Records from a collection
★ ★ ★ ★
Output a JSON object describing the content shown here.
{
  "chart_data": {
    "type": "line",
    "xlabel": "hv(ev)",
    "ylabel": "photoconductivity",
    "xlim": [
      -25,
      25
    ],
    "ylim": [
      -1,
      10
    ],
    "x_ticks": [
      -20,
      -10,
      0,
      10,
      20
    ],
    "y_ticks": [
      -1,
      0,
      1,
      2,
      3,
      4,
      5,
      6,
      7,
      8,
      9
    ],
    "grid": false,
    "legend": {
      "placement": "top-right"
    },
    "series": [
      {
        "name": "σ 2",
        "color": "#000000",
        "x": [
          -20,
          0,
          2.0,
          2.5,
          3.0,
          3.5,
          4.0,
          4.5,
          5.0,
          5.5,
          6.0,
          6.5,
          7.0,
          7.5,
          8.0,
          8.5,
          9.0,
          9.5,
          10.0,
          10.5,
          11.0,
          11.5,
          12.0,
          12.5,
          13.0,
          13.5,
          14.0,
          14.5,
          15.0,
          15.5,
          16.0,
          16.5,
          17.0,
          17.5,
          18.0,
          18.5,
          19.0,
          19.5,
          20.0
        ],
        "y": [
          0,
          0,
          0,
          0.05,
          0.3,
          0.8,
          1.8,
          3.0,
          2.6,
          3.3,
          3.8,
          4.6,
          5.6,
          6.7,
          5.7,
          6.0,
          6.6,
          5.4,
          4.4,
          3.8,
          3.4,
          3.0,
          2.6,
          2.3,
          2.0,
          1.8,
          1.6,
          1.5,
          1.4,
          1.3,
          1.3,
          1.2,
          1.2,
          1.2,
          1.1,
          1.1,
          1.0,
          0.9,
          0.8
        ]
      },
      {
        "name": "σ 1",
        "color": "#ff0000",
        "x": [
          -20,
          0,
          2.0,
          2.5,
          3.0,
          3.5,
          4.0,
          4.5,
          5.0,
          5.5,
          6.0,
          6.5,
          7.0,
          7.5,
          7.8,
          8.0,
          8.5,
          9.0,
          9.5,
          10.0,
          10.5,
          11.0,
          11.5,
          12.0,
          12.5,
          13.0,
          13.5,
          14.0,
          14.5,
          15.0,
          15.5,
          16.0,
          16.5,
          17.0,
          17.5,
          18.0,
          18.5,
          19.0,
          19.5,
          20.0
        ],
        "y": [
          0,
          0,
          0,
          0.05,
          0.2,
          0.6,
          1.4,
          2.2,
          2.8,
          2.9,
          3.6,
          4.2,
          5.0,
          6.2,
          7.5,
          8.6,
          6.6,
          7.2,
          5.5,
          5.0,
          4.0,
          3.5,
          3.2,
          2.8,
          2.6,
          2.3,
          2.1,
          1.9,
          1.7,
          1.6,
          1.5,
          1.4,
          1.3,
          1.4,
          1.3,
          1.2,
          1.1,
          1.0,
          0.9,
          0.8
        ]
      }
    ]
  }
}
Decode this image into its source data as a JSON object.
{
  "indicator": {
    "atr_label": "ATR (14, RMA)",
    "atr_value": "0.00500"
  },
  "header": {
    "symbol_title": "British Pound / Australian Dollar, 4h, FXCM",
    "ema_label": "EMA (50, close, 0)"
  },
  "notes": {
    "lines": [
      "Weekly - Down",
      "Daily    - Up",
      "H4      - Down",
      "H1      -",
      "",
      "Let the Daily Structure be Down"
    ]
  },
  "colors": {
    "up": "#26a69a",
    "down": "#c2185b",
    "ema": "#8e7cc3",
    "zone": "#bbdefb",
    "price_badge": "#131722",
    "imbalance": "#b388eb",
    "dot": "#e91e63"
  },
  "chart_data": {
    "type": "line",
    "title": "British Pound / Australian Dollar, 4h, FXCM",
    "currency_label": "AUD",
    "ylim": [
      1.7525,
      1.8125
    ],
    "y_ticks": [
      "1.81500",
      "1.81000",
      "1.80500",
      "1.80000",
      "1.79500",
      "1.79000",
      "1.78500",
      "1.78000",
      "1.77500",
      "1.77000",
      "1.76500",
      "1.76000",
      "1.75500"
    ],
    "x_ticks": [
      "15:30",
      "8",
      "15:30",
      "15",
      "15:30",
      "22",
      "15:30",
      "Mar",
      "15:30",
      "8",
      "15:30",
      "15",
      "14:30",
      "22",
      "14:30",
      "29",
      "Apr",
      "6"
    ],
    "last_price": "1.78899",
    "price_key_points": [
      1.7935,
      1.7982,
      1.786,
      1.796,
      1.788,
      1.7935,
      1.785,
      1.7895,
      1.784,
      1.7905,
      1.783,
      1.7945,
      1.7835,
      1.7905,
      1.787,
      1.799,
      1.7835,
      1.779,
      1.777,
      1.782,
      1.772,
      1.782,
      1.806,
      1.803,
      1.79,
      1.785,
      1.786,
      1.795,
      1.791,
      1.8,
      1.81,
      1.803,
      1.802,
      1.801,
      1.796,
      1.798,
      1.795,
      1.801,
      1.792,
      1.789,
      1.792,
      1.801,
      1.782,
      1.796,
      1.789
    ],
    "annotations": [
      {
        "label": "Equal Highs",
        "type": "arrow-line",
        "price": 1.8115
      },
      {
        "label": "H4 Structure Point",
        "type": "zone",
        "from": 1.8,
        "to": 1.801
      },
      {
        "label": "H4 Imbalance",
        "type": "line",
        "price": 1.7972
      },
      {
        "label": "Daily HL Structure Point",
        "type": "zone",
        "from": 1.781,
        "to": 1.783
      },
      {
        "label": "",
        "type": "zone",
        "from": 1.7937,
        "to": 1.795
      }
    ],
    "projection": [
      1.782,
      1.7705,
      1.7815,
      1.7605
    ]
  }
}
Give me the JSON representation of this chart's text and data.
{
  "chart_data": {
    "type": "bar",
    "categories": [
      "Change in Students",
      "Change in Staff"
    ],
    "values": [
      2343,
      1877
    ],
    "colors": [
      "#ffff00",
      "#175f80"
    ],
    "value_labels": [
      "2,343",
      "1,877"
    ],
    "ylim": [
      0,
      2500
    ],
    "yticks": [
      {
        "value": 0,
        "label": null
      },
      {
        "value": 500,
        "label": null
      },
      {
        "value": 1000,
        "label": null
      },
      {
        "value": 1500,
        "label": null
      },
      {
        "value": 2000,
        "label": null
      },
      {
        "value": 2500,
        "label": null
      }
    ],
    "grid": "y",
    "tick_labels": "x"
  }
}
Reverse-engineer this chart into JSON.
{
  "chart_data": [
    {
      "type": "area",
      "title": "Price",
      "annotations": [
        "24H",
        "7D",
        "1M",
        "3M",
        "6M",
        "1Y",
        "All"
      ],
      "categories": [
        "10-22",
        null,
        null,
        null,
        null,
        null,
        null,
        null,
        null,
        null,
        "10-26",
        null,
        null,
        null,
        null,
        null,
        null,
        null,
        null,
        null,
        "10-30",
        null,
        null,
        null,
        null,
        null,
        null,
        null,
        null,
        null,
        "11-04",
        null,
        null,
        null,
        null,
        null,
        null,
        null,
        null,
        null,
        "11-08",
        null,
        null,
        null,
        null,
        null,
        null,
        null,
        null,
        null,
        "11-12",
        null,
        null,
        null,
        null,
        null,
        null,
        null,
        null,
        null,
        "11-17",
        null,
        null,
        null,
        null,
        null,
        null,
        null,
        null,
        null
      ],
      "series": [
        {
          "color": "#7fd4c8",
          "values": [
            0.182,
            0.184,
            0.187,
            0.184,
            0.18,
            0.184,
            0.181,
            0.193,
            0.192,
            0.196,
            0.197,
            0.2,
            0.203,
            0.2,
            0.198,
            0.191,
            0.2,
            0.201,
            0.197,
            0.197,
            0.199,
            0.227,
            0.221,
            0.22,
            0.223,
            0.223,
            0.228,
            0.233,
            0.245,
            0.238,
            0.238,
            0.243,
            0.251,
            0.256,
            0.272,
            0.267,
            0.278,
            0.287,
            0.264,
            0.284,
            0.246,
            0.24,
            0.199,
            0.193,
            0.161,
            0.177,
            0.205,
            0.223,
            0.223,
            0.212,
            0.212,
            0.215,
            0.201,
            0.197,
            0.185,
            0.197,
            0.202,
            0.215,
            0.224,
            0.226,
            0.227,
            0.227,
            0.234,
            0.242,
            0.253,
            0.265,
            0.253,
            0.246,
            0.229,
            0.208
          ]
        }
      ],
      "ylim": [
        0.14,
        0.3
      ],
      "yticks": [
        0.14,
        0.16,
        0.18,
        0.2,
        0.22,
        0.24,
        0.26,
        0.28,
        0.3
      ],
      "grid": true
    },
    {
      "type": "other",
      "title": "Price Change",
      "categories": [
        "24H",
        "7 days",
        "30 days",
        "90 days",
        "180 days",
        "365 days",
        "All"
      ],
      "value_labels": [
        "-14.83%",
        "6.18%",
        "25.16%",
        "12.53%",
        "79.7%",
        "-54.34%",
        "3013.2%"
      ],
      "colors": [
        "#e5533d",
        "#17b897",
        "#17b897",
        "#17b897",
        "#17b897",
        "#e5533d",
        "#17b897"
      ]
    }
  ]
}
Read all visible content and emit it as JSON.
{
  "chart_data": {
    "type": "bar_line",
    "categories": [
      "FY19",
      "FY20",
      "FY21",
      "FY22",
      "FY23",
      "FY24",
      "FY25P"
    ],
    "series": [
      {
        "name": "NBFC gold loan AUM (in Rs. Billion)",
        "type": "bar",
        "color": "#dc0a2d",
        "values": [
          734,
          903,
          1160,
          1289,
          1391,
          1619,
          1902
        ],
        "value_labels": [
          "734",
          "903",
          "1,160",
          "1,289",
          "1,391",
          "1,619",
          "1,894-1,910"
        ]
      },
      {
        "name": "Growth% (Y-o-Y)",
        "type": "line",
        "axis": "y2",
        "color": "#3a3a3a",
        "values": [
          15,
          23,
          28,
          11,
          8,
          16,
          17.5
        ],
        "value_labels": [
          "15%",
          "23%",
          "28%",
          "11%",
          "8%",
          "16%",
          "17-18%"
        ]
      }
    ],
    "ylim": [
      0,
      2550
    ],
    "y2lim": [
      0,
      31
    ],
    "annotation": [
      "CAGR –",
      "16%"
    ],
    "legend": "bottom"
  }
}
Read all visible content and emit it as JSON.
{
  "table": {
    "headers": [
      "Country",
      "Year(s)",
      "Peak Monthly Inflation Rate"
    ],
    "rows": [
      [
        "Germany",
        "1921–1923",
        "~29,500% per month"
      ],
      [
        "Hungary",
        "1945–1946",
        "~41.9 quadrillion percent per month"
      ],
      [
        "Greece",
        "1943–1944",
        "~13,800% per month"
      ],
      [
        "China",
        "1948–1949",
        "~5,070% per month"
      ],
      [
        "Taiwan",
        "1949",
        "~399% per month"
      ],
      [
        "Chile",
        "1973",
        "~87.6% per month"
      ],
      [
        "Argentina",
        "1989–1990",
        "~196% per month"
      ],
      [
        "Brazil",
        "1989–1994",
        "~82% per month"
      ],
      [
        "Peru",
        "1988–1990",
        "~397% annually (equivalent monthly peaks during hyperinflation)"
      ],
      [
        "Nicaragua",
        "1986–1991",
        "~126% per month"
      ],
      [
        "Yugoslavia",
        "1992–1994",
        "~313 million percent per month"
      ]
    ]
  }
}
★ ★ ★ ★
* [Written task]
Pick out each line containing "British" and report it.

* [Full answer]
    "symbol_title": "British Pound / Australian Dollar, 4h, FXCM",
    "title": "British Pound / Australian Dollar, 4h, FXCM",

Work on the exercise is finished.